The first mode, relating to activation for the purpose of receiving data relating
to the position, or trajectory of the borehole, preferably comprises a step of gathering
data (optionally including data from the additional sensors 15, 15A, 15B shown in
Fig. 4), and to transmit the data upon request. In the second mode, the sensor units
10A-F are configured to re-transmit received signals.
[0044] The axial location of each sensor unit 10A-F may also be determined by a round-trip
elapsed time measured by the surface system 110. The surface system 110 may thus be
configured to ping a specific sensor unit 10A-F using the unique ID, whereby the specific
sensor unit 10A-F replies by transmitting a response signal with a unique tag. The
surface system 110 receives the transmitted signal with elapsed times, and either
Monte Carlo simulation and/or Shortest Path simulation may be used to determine the
specific position of the sensor unit 10A-F.
[0045] Using Monte Carlo simulation, a simulated sensor unit location model may be created
having a uniform probability distribution. For such method it may be possible to assume
that the sensor units 10A-F are randomly distributed over a specific borehole length,
and that these locations, for a given time, are known in the simulated model. The
simulated model also includes a relay model with specific individual sensor processing
delays.
[0046] For each distribution, the shortest round-trip travel time is calculated for each
of the sensor units 10A-F. This results in a map of travel time versus location of
sensor units 10A-F. It is then possible to compare the measured elapsed time with
the map to determine the location of the sensor units 10A-F. The number of sensor
units 10A-F may preferably be selected such that it is likely that at any given time,
at least one sensor unit 10A-F will be positioned at the end of the borehole (i.e.

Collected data
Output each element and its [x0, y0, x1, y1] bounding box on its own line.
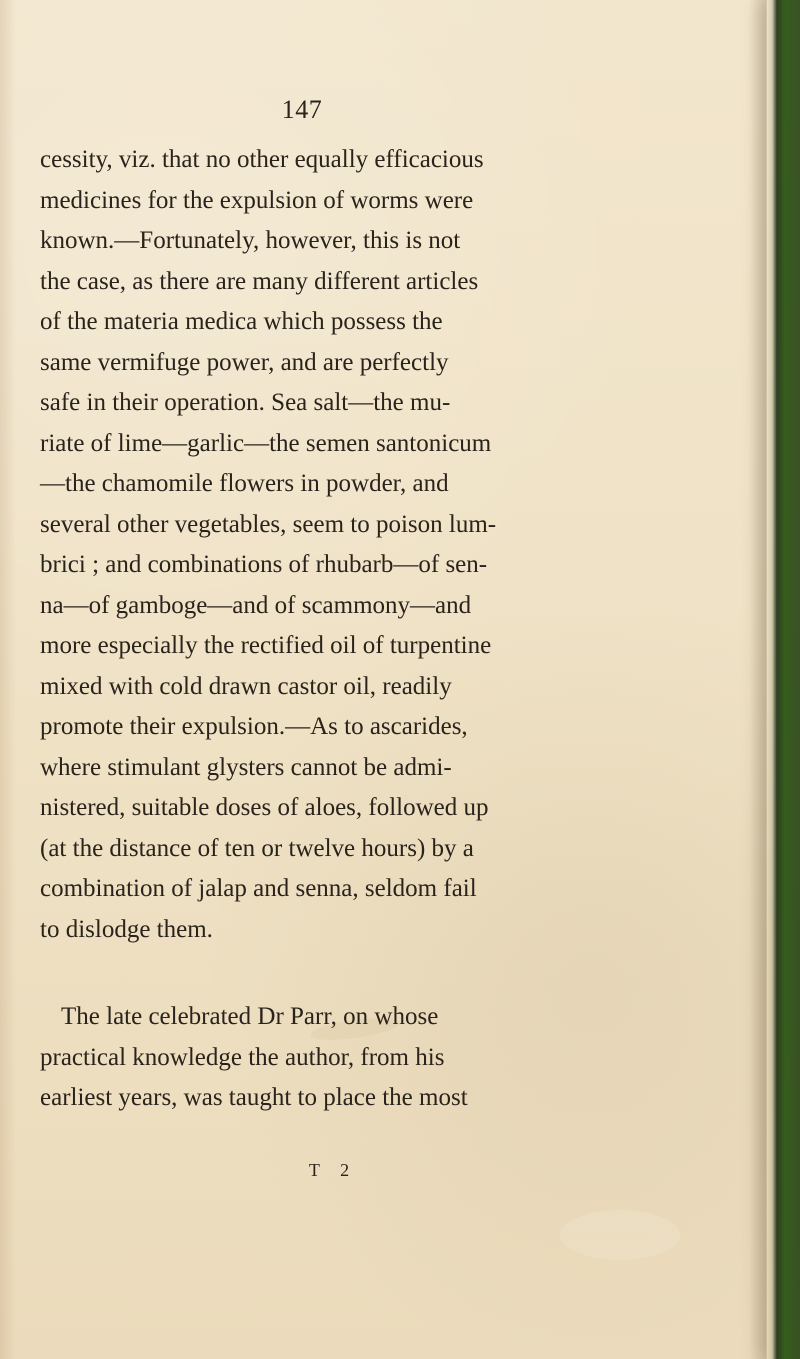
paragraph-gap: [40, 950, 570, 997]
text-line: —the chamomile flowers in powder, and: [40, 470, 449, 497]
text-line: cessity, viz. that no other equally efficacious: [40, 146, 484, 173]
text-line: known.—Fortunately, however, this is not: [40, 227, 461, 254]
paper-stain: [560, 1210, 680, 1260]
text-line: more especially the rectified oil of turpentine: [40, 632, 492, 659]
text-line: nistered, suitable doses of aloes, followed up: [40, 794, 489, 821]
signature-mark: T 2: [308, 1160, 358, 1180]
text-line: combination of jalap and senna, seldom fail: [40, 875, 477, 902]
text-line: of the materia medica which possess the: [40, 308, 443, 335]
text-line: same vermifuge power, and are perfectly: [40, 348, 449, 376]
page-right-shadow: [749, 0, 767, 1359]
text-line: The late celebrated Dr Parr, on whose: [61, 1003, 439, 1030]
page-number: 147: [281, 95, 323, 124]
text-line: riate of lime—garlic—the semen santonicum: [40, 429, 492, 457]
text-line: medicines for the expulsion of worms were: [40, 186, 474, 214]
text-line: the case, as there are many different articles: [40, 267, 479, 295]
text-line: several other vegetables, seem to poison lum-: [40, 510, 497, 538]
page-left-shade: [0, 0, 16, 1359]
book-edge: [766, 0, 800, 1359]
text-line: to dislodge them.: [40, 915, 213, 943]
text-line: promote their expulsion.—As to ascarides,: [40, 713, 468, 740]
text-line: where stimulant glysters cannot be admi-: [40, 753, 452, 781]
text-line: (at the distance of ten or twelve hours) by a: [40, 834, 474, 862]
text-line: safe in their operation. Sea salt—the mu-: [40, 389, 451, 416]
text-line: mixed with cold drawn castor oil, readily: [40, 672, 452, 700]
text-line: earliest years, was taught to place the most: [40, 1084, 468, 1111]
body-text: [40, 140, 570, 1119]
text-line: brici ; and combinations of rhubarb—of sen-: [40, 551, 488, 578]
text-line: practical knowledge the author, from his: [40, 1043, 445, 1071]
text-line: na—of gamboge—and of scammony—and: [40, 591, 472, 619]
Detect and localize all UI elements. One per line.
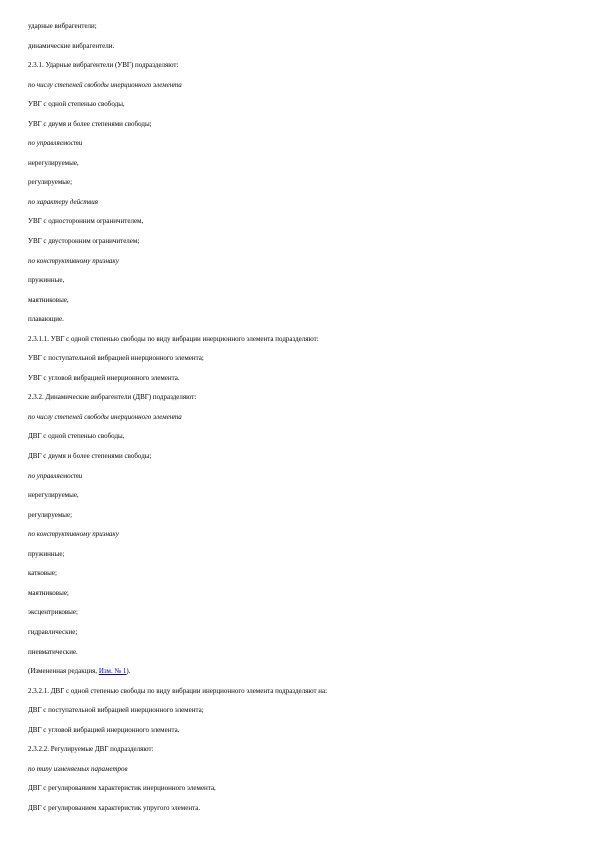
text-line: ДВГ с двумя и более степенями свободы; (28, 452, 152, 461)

> _Work to complete_
Copy the borehole sensor passage from "[0046] For each" up to and including "the borehole (i.e.", renaming "map" as "table" every time it appears.

> _Response below_
[0046] For each distribution, the shortest round-trip travel time is calculated for each
of the sensor units 10A-F. This results in a table of travel time versus location of
sensor units 10A-F. It is then possible to compare the measured elapsed time with
the table to determine the location of the sensor units 10A-F. The number of sensor
units 10A-F may preferably be selected such that it is likely that at any given time,
at least one sensor unit 10A-F will be positioned at the end of the borehole (i.e.